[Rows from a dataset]
┌────────
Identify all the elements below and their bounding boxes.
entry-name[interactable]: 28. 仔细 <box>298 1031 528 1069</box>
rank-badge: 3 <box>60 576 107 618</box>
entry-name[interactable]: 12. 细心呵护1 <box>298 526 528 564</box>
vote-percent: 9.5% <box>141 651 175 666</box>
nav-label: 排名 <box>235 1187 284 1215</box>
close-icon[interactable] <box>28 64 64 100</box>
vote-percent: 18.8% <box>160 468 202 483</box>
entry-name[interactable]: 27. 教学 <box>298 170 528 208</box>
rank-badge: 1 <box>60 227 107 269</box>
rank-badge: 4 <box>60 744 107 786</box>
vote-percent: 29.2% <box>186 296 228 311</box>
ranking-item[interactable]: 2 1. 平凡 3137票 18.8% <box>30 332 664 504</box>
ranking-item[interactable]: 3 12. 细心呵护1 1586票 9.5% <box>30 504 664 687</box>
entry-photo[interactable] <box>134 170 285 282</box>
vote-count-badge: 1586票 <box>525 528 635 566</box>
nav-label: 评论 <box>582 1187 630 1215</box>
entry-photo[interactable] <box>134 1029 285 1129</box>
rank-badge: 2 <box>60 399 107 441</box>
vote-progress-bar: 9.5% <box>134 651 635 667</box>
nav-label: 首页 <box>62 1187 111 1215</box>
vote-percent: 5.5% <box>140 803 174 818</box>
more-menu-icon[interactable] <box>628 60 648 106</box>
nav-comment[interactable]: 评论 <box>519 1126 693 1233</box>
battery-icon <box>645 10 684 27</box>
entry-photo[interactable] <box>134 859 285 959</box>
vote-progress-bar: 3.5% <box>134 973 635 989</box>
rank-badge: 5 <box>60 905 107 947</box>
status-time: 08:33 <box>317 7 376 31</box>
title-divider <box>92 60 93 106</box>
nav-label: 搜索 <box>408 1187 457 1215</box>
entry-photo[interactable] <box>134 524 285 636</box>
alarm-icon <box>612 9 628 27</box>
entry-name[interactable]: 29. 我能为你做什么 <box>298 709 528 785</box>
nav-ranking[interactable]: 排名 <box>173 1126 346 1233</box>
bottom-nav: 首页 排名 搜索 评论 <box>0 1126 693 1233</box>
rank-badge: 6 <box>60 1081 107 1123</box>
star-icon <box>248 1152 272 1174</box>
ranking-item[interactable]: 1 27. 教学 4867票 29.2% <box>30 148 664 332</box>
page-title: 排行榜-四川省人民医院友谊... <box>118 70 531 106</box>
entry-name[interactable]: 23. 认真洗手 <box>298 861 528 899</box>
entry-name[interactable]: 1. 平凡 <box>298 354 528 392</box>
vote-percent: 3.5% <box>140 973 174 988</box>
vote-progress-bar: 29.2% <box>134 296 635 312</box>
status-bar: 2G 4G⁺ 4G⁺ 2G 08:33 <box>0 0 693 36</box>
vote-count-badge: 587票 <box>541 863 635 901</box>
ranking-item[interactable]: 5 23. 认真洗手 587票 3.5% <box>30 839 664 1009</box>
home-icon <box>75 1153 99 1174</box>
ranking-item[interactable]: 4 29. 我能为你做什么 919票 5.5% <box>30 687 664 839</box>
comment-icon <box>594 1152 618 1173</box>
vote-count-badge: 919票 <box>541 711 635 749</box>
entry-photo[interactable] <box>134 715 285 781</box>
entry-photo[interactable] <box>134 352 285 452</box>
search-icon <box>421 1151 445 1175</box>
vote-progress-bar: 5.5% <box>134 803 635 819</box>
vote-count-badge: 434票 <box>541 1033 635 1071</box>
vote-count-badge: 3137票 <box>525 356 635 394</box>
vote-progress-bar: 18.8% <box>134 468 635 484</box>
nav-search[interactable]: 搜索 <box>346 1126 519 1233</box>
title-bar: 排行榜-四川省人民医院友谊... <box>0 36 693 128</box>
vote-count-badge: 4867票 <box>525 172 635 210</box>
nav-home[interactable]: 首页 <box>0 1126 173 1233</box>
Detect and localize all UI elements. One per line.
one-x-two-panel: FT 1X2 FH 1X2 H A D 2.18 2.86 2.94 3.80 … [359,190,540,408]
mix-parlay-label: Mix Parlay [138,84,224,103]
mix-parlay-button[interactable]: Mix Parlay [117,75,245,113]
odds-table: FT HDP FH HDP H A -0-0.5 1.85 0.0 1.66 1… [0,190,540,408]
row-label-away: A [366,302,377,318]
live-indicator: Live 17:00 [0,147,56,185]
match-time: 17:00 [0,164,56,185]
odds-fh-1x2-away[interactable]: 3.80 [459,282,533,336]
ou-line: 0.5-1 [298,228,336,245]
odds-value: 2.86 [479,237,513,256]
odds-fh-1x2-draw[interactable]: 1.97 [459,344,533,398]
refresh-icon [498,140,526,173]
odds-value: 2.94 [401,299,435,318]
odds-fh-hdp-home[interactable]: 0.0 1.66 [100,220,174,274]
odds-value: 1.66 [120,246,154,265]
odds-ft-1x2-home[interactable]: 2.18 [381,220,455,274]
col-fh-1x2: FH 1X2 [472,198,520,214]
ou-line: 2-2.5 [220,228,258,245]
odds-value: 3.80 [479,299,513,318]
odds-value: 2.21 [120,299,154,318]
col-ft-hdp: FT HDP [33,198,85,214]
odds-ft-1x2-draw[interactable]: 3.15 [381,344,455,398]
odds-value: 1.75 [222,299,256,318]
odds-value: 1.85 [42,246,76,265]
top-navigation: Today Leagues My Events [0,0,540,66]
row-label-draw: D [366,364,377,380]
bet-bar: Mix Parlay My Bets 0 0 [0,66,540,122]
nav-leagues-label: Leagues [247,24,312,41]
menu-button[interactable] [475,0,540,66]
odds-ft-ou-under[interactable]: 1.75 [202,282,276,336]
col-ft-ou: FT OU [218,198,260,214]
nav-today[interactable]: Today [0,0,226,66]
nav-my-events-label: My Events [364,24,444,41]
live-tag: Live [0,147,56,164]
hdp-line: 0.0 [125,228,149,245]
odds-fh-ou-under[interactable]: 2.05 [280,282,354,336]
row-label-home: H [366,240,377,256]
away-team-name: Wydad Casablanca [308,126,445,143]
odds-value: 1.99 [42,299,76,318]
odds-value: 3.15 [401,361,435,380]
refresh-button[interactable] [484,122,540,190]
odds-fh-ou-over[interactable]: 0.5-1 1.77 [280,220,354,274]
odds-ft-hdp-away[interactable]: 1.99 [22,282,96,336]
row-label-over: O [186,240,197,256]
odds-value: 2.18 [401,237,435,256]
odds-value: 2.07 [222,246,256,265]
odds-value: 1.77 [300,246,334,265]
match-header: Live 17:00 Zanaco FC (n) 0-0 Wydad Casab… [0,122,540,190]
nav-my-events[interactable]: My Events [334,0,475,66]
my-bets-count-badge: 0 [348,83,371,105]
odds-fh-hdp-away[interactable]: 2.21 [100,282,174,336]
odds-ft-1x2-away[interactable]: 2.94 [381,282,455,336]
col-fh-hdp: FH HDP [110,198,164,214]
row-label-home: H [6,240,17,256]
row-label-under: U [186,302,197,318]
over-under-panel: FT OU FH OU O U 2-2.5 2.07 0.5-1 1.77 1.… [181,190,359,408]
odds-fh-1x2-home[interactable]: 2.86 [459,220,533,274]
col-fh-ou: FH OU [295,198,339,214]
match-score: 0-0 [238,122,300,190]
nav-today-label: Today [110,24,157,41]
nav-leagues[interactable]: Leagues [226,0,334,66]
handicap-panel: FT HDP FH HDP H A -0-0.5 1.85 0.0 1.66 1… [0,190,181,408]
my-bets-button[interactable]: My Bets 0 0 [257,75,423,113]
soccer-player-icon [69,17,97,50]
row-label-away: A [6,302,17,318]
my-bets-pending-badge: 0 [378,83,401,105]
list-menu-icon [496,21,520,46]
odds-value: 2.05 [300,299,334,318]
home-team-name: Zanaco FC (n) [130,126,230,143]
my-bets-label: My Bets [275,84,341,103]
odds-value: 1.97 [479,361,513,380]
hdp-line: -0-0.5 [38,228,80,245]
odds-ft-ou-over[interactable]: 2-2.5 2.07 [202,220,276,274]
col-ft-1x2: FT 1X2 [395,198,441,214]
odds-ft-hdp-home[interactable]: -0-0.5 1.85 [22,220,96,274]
└────────
Given instruction ->
Copy out the rows word for word, from the start through the line containing "ranking-item[interactable]: 2 1.".

Expected output ->
Identify all the elements below and their bounding boxes.
entry-name[interactable]: 28. 仔细 <box>298 1031 528 1069</box>
rank-badge: 3 <box>60 576 107 618</box>
entry-name[interactable]: 12. 细心呵护1 <box>298 526 528 564</box>
vote-percent: 9.5% <box>141 651 175 666</box>
nav-label: 排名 <box>235 1187 284 1215</box>
close-icon[interactable] <box>28 64 64 100</box>
vote-percent: 18.8% <box>160 468 202 483</box>
entry-name[interactable]: 27. 教学 <box>298 170 528 208</box>
rank-badge: 1 <box>60 227 107 269</box>
rank-badge: 4 <box>60 744 107 786</box>
vote-percent: 29.2% <box>186 296 228 311</box>
ranking-item[interactable]: 2 1. 平凡 3137票 18.8% <box>30 332 664 504</box>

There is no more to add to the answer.